▶ _Exercise prompt_: Return all of the data exactly as given.

▶ _Supplied records_:
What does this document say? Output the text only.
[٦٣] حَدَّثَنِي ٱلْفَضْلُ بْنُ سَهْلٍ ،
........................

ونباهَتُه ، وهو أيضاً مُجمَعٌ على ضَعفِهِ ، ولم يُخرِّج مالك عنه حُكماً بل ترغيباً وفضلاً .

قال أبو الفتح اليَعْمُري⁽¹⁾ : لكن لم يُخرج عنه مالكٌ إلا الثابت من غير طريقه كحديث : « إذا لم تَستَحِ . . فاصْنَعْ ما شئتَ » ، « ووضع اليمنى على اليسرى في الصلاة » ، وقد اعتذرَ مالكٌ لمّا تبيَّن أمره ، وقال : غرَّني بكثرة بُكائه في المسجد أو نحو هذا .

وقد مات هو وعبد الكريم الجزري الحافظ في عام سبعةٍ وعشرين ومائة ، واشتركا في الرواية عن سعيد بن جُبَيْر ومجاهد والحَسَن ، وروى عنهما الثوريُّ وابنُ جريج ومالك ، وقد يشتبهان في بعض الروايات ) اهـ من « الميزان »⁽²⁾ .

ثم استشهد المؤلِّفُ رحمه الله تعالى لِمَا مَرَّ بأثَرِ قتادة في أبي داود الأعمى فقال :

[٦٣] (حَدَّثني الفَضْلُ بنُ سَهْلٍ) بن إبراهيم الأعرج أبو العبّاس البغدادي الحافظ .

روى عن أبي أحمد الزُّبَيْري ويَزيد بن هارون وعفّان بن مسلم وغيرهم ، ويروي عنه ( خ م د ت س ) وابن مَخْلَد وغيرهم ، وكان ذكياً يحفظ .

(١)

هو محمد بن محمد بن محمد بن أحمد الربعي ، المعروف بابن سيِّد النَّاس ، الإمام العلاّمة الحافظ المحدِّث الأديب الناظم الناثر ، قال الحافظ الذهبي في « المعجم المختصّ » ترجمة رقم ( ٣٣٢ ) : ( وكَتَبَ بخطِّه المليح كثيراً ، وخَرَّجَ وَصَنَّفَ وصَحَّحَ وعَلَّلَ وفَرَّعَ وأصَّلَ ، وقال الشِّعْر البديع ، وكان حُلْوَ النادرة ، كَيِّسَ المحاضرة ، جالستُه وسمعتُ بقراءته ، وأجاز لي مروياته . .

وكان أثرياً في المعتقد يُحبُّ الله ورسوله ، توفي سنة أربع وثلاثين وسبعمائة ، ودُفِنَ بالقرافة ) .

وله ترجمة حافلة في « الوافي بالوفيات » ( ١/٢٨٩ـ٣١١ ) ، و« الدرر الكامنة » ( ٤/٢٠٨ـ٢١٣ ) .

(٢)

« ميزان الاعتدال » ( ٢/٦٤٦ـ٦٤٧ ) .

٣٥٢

▶ _Result_:
What does this document say? Output the text only.
[٦٣] حَدَّثَنِي ٱلْفَضْلُ بْنُ سَهْلٍ ،
........................

ونباهَتُه ، وهو أيضاً مُجمَعٌ على ضَعفِهِ ، ولم يُخرِّج مالك عنه حُكماً بل ترغيباً وفضلاً .

قال أبو الفتح اليَعْمُري⁽¹⁾ : لكن لم يُخرج عنه مالكٌ إلا الثابت من غير طريقه كحديث : « إذا لم تَستَحِ . . فاصْنَعْ ما شئتَ » ، « ووضع اليمنى على اليسرى في الصلاة » ، وقد اعتذرَ مالكٌ لمّا تبيَّن أمره ، وقال : غرَّني بكثرة بُكائه في المسجد أو نحو هذا .

وقد مات هو وعبد الكريم الجزري الحافظ في عام سبعةٍ وعشرين ومائة ، واشتركا في الرواية عن سعيد بن جُبَيْر ومجاهد والحَسَن ، وروى عنهما الثوريُّ وابنُ جريج ومالك ، وقد يشتبهان في بعض الروايات ) اهـ من « الميزان »⁽²⁾ .

ثم استشهد المؤلِّفُ رحمه الله تعالى لِمَا مَرَّ بأثَرِ قتادة في أبي داود الأعمى فقال :

[٦٣] (حَدَّثني الفَضْلُ بنُ سَهْلٍ) بن إبراهيم الأعرج أبو العبّاس البغدادي الحافظ .

روى عن أبي أحمد الزُّبَيْري ويَزيد بن هارون وعفّان بن مسلم وغيرهم ، ويروي عنه ( خ م د ت س ) وابن مَخْلَد وغيرهم ، وكان ذكياً يحفظ .

(١)

هو محمد بن محمد بن محمد بن أحمد الربعي ، المعروف بابن سيِّد النَّاس ، الإمام العلاّمة الحافظ المحدِّث الأديب الناظم الناثر ، قال الحافظ الذهبي في « المعجم المختصّ » ترجمة رقم ( ٣٣٢ ) : ( وكَتَبَ بخطِّه المليح كثيراً ، وخَرَّجَ وَصَنَّفَ وصَحَّحَ وعَلَّلَ وفَرَّعَ وأصَّلَ ، وقال الشِّعْر البديع ، وكان حُلْوَ النادرة ، كَيِّسَ المحاضرة ، جالستُه وسمعتُ بقراءته ، وأجاز لي مروياته . .

وكان أثرياً في المعتقد يُحبُّ الله ورسوله ، توفي سنة أربع وثلاثين وسبعمائة ، ودُفِنَ بالقرافة ) .

وله ترجمة حافلة في « الوافي بالوفيات » ( ١/٢٨٩ـ٣١١ ) ، و« الدرر الكامنة » ( ٤/٢٠٨ـ٢١٣ ) .

(٢)

« ميزان الاعتدال » ( ٢/٦٤٦ـ٦٤٧ ) .

٣٥٢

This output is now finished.